## TASK MATERIAL
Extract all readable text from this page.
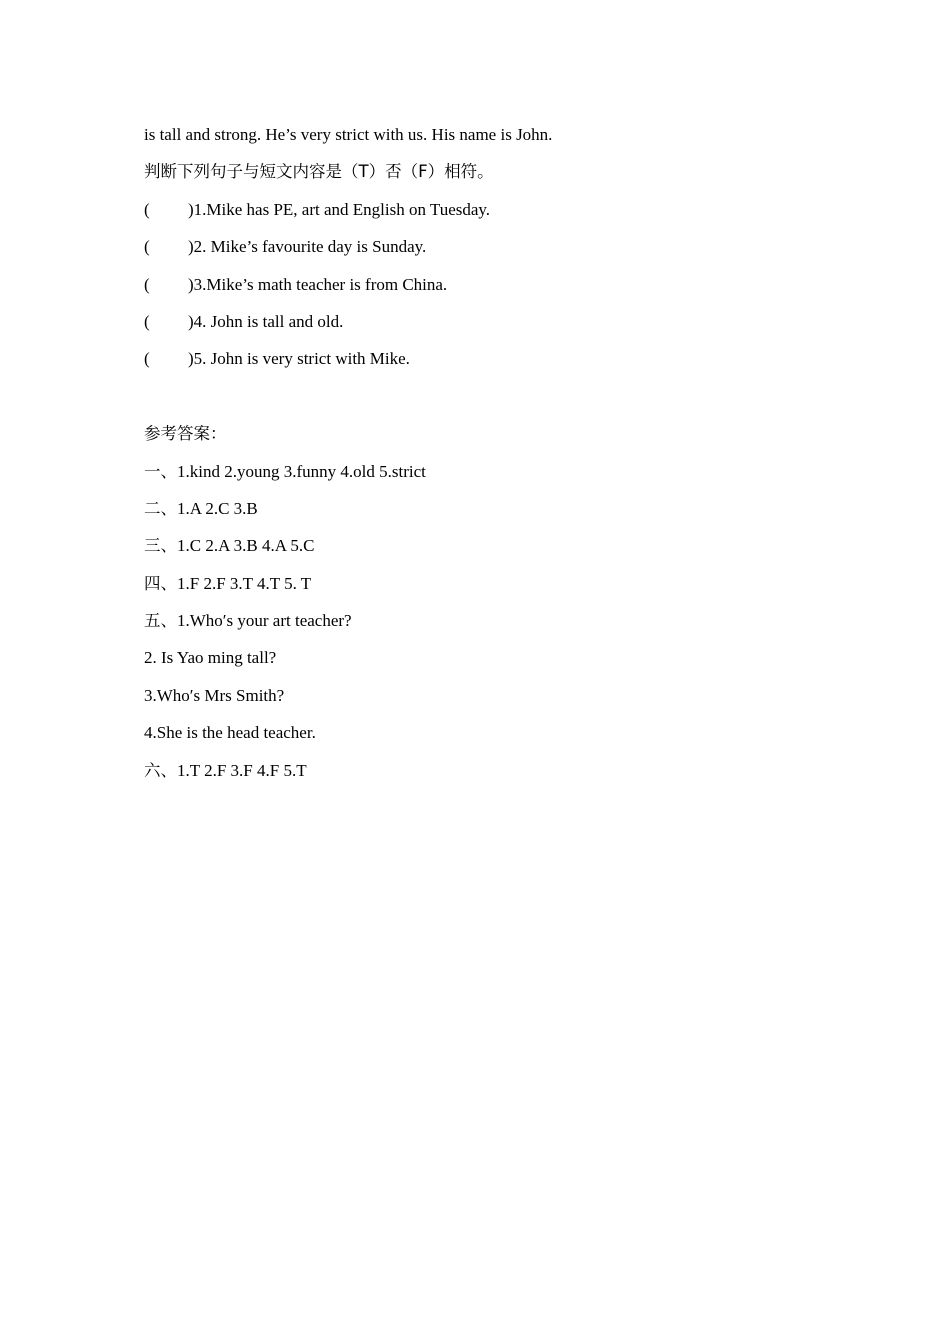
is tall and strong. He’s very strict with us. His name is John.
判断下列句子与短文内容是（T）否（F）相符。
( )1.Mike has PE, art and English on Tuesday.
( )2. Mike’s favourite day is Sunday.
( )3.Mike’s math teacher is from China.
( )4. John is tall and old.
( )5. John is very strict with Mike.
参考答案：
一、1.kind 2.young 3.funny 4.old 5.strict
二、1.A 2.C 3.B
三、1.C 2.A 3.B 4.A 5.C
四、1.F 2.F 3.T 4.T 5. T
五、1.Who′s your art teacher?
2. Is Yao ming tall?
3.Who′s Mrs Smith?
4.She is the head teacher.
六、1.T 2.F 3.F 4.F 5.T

## WORK INSTRUCTIONS
List the lines of the material in which the word "tall" occurs.

## THE RESULT
is tall and strong. He’s very strict with us. His name is John.
( )4. John is tall and old.
2. Is Yao ming tall?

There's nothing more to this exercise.